Records supplied:
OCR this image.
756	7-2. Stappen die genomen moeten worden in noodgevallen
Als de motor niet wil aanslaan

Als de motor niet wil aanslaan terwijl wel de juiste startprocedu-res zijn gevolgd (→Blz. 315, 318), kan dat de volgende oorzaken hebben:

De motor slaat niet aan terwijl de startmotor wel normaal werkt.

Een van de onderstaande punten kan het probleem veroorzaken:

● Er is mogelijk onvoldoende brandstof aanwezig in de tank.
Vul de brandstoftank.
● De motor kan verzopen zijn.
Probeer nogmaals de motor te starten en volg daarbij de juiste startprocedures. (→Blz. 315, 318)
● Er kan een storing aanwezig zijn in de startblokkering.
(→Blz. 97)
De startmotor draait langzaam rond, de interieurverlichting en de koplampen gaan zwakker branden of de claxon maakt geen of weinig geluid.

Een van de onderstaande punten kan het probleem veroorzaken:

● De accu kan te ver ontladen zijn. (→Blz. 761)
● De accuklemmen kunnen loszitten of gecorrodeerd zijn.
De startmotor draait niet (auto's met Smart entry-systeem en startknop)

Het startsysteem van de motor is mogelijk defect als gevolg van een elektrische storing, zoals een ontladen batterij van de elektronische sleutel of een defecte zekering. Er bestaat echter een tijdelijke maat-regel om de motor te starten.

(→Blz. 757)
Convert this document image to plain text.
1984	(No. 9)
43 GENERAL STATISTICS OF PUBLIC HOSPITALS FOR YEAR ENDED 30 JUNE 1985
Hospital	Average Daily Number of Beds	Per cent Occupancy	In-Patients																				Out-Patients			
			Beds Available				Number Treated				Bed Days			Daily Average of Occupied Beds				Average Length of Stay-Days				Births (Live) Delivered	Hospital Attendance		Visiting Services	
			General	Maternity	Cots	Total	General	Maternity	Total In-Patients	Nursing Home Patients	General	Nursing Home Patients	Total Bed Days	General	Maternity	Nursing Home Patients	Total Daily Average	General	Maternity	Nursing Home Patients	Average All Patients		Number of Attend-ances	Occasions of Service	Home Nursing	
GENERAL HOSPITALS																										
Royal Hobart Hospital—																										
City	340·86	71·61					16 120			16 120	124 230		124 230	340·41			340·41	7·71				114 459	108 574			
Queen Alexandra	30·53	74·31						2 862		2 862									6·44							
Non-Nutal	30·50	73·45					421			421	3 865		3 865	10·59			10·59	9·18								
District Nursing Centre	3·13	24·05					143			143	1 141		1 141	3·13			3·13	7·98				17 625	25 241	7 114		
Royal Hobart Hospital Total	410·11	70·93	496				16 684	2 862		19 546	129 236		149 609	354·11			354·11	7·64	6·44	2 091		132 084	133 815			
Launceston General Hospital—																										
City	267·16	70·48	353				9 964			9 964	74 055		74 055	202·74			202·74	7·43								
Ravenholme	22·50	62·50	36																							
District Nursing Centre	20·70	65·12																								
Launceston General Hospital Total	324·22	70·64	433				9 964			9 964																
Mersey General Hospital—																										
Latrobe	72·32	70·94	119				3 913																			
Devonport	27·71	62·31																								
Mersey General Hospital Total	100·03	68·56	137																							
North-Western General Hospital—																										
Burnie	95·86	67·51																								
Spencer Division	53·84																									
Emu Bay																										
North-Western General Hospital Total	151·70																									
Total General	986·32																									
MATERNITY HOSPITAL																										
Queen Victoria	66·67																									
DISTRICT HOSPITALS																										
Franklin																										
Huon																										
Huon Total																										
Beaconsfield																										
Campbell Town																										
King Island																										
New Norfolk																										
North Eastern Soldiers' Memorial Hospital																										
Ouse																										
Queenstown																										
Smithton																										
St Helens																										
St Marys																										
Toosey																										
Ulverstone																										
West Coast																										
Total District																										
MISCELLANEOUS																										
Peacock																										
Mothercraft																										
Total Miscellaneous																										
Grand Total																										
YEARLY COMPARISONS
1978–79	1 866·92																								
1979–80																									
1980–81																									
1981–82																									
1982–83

Instructions to follow: The listing above should be returned in full, exactly as shown.

Task answer:
OCR this image.
756	7-2. Stappen die genomen moeten worden in noodgevallen
Als de motor niet wil aanslaan

Als de motor niet wil aanslaan terwijl wel de juiste startprocedu-res zijn gevolgd (→Blz. 315, 318), kan dat de volgende oorzaken hebben:

De motor slaat niet aan terwijl de startmotor wel normaal werkt.

Een van de onderstaande punten kan het probleem veroorzaken:

● Er is mogelijk onvoldoende brandstof aanwezig in de tank.
Vul de brandstoftank.
● De motor kan verzopen zijn.
Probeer nogmaals de motor te starten en volg daarbij de juiste startprocedures. (→Blz. 315, 318)
● Er kan een storing aanwezig zijn in de startblokkering.
(→Blz. 97)
De startmotor draait langzaam rond, de interieurverlichting en de koplampen gaan zwakker branden of de claxon maakt geen of weinig geluid.

Een van de onderstaande punten kan het probleem veroorzaken:

● De accu kan te ver ontladen zijn. (→Blz. 761)
● De accuklemmen kunnen loszitten of gecorrodeerd zijn.
De startmotor draait niet (auto's met Smart entry-systeem en startknop)

Het startsysteem van de motor is mogelijk defect als gevolg van een elektrische storing, zoals een ontladen batterij van de elektronische sleutel of een defecte zekering. Er bestaat echter een tijdelijke maat-regel om de motor te starten.

(→Blz. 757)
Convert this document image to plain text.
1984	(No. 9)
43 GENERAL STATISTICS OF PUBLIC HOSPITALS FOR YEAR ENDED 30 JUNE 1985
Hospital	Average Daily Number of Beds	Per cent Occupancy	In-Patients																				Out-Patients			
			Beds Available				Number Treated				Bed Days			Daily Average of Occupied Beds				Average Length of Stay-Days				Births (Live) Delivered	Hospital Attendance		Visiting Services	
			General	Maternity	Cots	Total	General	Maternity	Total In-Patients	Nursing Home Patients	General	Nursing Home Patients	Total Bed Days	General	Maternity	Nursing Home Patients	Total Daily Average	General	Maternity	Nursing Home Patients	Average All Patients		Number of Attend-ances	Occasions of Service	Home Nursing	
GENERAL HOSPITALS																										
Royal Hobart Hospital—																										
City	340·86	71·61					16 120			16 120	124 230		124 230	340·41			340·41	7·71				114 459	108 574			
Queen Alexandra	30·53	74·31						2 862		2 862									6·44							
Non-Nutal	30·50	73·45					421			421	3 865		3 865	10·59			10·59	9·18								
District Nursing Centre	3·13	24·05					143			143	1 141		1 141	3·13			3·13	7·98				17 625	25 241	7 114		
Royal Hobart Hospital Total	410·11	70·93	496				16 684	2 862		19 546	129 236		149 609	354·11			354·11	7·64	6·44	2 091		132 084	133 815			
Launceston General Hospital—																										
City	267·16	70·48	353				9 964			9 964	74 055		74 055	202·74			202·74	7·43								
Ravenholme	22·50	62·50	36																							
District Nursing Centre	20·70	65·12																								
Launceston General Hospital Total	324·22	70·64	433				9 964			9 964																
Mersey General Hospital—																										
Latrobe	72·32	70·94	119				3 913																			
Devonport	27·71	62·31																								
Mersey General Hospital Total	100·03	68·56	137																							
North-Western General Hospital—																										
Burnie	95·86	67·51																								
Spencer Division	53·84																									
Emu Bay																										
North-Western General Hospital Total	151·70																									
Total General	986·32																									
MATERNITY HOSPITAL																										
Queen Victoria	66·67																									
DISTRICT HOSPITALS																										
Franklin																										
Huon																										
Huon Total																										
Beaconsfield																										
Campbell Town																										
King Island																										
New Norfolk																										
North Eastern Soldiers' Memorial Hospital																										
Ouse																										
Queenstown																										
Smithton																										
St Helens																										
St Marys																										
Toosey																										
Ulverstone																										
West Coast																										
Total District																										
MISCELLANEOUS																										
Peacock																										
Mothercraft																										
Total Miscellaneous																										
Grand Total																										
YEARLY COMPARISONS
1978–79	1 866·92																								
1979–80																									
1980–81																									
1981–82																									
1982–83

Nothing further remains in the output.